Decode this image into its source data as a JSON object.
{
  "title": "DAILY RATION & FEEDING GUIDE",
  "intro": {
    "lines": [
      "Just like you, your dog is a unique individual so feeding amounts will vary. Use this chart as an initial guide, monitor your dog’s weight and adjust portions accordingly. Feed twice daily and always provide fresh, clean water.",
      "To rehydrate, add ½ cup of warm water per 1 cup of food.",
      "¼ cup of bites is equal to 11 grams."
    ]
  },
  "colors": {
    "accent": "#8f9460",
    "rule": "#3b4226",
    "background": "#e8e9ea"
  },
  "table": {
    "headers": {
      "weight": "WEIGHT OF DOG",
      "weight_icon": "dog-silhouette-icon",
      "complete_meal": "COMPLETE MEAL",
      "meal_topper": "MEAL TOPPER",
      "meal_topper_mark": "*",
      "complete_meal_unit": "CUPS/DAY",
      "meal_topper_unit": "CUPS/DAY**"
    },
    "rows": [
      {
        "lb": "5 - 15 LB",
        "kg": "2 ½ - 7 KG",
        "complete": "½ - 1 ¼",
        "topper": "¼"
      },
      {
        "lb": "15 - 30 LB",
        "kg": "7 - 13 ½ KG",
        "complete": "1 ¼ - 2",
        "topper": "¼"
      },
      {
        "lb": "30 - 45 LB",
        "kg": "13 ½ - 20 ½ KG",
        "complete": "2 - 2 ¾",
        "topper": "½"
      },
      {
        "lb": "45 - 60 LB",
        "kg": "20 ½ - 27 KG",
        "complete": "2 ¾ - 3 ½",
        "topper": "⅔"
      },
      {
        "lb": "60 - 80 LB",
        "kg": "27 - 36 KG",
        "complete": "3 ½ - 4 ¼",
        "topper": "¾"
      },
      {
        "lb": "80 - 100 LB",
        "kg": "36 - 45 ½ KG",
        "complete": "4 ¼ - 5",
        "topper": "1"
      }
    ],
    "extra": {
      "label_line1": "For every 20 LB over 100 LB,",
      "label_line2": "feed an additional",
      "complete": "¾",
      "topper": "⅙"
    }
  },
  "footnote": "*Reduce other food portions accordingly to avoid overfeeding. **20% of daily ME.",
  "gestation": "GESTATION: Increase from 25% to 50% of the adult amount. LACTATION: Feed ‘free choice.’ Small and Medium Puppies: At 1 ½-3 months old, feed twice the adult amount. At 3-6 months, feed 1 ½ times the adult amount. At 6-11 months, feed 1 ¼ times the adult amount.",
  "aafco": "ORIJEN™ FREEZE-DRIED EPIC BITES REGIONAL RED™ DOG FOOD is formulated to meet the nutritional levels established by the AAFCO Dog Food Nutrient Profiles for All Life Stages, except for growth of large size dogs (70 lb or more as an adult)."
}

- _WHAT THE TASK REQUIRES_: Go through the records above and retype each one exactly.

- _ANSWER TO THE PROBLEM_:
Decode this image into its source data as a JSON object.
{
  "title": "DAILY RATION & FEEDING GUIDE",
  "intro": {
    "lines": [
      "Just like you, your dog is a unique individual so feeding amounts will vary. Use this chart as an initial guide, monitor your dog’s weight and adjust portions accordingly. Feed twice daily and always provide fresh, clean water.",
      "To rehydrate, add ½ cup of warm water per 1 cup of food.",
      "¼ cup of bites is equal to 11 grams."
    ]
  },
  "colors": {
    "accent": "#8f9460",
    "rule": "#3b4226",
    "background": "#e8e9ea"
  },
  "table": {
    "headers": {
      "weight": "WEIGHT OF DOG",
      "weight_icon": "dog-silhouette-icon",
      "complete_meal": "COMPLETE MEAL",
      "meal_topper": "MEAL TOPPER",
      "meal_topper_mark": "*",
      "complete_meal_unit": "CUPS/DAY",
      "meal_topper_unit": "CUPS/DAY**"
    },
    "rows": [
      {
        "lb": "5 - 15 LB",
        "kg": "2 ½ - 7 KG",
        "complete": "½ - 1 ¼",
        "topper": "¼"
      },
      {
        "lb": "15 - 30 LB",
        "kg": "7 - 13 ½ KG",
        "complete": "1 ¼ - 2",
        "topper": "¼"
      },
      {
        "lb": "30 - 45 LB",
        "kg": "13 ½ - 20 ½ KG",
        "complete": "2 - 2 ¾",
        "topper": "½"
      },
      {
        "lb": "45 - 60 LB",
        "kg": "20 ½ - 27 KG",
        "complete": "2 ¾ - 3 ½",
        "topper": "⅔"
      },
      {
        "lb": "60 - 80 LB",
        "kg": "27 - 36 KG",
        "complete": "3 ½ - 4 ¼",
        "topper": "¾"
      },
      {
        "lb": "80 - 100 LB",
        "kg": "36 - 45 ½ KG",
        "complete": "4 ¼ - 5",
        "topper": "1"
      }
    ],
    "extra": {
      "label_line1": "For every 20 LB over 100 LB,",
      "label_line2": "feed an additional",
      "complete": "¾",
      "topper": "⅙"
    }
  },
  "footnote": "*Reduce other food portions accordingly to avoid overfeeding. **20% of daily ME.",
  "gestation": "GESTATION: Increase from 25% to 50% of the adult amount. LACTATION: Feed ‘free choice.’ Small and Medium Puppies: At 1 ½-3 months old, feed twice the adult amount. At 3-6 months, feed 1 ½ times the adult amount. At 6-11 months, feed 1 ¼ times the adult amount.",
  "aafco": "ORIJEN™ FREEZE-DRIED EPIC BITES REGIONAL RED™ DOG FOOD is formulated to meet the nutritional levels established by the AAFCO Dog Food Nutrient Profiles for All Life Stages, except for growth of large size dogs (70 lb or more as an adult)."
}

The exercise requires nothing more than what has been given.